#### DATA SHOWN:
◇ ◇ ◇

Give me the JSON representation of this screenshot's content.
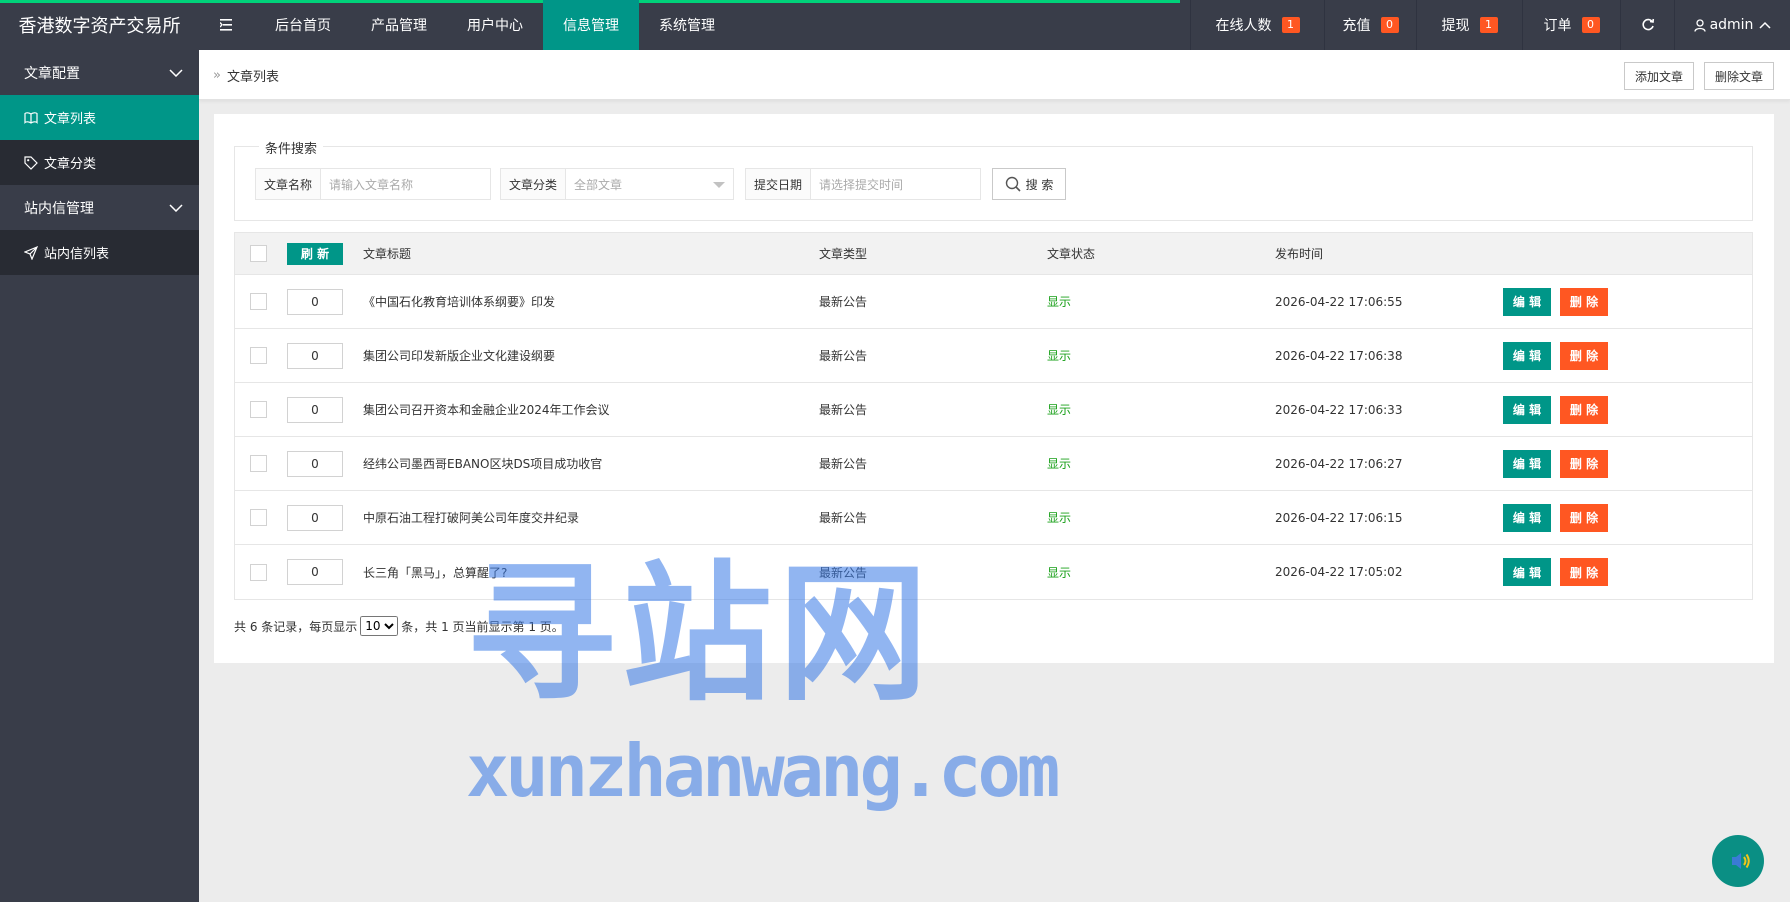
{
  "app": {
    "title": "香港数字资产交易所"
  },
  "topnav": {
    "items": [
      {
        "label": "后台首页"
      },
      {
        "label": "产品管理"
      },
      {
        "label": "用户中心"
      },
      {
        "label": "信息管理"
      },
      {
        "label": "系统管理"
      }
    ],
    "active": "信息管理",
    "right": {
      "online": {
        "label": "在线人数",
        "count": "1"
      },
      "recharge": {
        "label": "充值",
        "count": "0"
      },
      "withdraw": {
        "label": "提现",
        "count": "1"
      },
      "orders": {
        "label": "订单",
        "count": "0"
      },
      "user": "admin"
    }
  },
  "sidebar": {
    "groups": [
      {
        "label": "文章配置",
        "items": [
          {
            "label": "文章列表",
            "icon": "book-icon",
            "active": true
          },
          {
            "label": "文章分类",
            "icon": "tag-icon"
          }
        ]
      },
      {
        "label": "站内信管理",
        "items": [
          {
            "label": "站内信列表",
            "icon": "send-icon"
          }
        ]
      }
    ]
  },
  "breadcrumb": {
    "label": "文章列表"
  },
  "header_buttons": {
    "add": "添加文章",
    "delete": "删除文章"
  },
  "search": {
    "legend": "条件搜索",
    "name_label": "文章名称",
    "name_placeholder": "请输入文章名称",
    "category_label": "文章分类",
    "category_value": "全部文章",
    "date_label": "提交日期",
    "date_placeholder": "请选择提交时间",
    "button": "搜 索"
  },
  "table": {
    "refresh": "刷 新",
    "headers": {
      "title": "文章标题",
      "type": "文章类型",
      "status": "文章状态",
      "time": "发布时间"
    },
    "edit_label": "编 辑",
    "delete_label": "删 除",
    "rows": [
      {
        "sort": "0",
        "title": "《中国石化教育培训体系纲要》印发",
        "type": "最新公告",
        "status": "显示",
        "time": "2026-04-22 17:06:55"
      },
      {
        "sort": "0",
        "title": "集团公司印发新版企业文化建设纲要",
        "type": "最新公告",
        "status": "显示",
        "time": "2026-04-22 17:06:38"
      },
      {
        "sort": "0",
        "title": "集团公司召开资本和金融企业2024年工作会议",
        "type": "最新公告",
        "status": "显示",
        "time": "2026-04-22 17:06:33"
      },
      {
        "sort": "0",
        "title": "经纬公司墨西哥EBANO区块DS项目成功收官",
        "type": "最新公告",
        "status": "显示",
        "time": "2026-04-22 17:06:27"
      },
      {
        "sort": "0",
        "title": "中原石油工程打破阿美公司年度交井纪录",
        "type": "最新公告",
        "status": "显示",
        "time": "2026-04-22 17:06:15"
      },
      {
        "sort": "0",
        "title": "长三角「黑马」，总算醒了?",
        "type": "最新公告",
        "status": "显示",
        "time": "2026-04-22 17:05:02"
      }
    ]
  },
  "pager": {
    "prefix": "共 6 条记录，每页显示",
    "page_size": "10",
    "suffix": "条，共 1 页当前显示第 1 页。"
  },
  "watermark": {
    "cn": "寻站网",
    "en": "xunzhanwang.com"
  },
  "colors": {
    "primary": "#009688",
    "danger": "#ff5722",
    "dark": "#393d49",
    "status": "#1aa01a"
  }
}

◇ ◇ ◇

#### TASK OBJECTIVE:
The records above must be transcribed exactly. Pictures are left out of the copy.

#### COMPLETE RESPONSE:
Give me the JSON representation of this screenshot's content.
{
  "app": {
    "title": "香港数字资产交易所"
  },
  "topnav": {
    "items": [
      {
        "label": "后台首页"
      },
      {
        "label": "产品管理"
      },
      {
        "label": "用户中心"
      },
      {
        "label": "信息管理"
      },
      {
        "label": "系统管理"
      }
    ],
    "active": "信息管理",
    "right": {
      "online": {
        "label": "在线人数",
        "count": "1"
      },
      "recharge": {
        "label": "充值",
        "count": "0"
      },
      "withdraw": {
        "label": "提现",
        "count": "1"
      },
      "orders": {
        "label": "订单",
        "count": "0"
      },
      "user": "admin"
    }
  },
  "sidebar": {
    "groups": [
      {
        "label": "文章配置",
        "items": [
          {
            "label": "文章列表",
            "icon": "book-icon",
            "active": true
          },
          {
            "label": "文章分类",
            "icon": "tag-icon"
          }
        ]
      },
      {
        "label": "站内信管理",
        "items": [
          {
            "label": "站内信列表",
            "icon": "send-icon"
          }
        ]
      }
    ]
  },
  "breadcrumb": {
    "label": "文章列表"
  },
  "header_buttons": {
    "add": "添加文章",
    "delete": "删除文章"
  },
  "search": {
    "legend": "条件搜索",
    "name_label": "文章名称",
    "name_placeholder": "请输入文章名称",
    "category_label": "文章分类",
    "category_value": "全部文章",
    "date_label": "提交日期",
    "date_placeholder": "请选择提交时间",
    "button": "搜 索"
  },
  "table": {
    "refresh": "刷 新",
    "headers": {
      "title": "文章标题",
      "type": "文章类型",
      "status": "文章状态",
      "time": "发布时间"
    },
    "edit_label": "编 辑",
    "delete_label": "删 除",
    "rows": [
      {
        "sort": "0",
        "title": "《中国石化教育培训体系纲要》印发",
        "type": "最新公告",
        "status": "显示",
        "time": "2026-04-22 17:06:55"
      },
      {
        "sort": "0",
        "title": "集团公司印发新版企业文化建设纲要",
        "type": "最新公告",
        "status": "显示",
        "time": "2026-04-22 17:06:38"
      },
      {
        "sort": "0",
        "title": "集团公司召开资本和金融企业2024年工作会议",
        "type": "最新公告",
        "status": "显示",
        "time": "2026-04-22 17:06:33"
      },
      {
        "sort": "0",
        "title": "经纬公司墨西哥EBANO区块DS项目成功收官",
        "type": "最新公告",
        "status": "显示",
        "time": "2026-04-22 17:06:27"
      },
      {
        "sort": "0",
        "title": "中原石油工程打破阿美公司年度交井纪录",
        "type": "最新公告",
        "status": "显示",
        "time": "2026-04-22 17:06:15"
      },
      {
        "sort": "0",
        "title": "长三角「黑马」，总算醒了?",
        "type": "最新公告",
        "status": "显示",
        "time": "2026-04-22 17:05:02"
      }
    ]
  },
  "pager": {
    "prefix": "共 6 条记录，每页显示",
    "page_size": "10",
    "suffix": "条，共 1 页当前显示第 1 页。"
  },
  "watermark": {
    "cn": "寻站网",
    "en": "xunzhanwang.com"
  },
  "colors": {
    "primary": "#009688",
    "danger": "#ff5722",
    "dark": "#393d49",
    "status": "#1aa01a"
  }
}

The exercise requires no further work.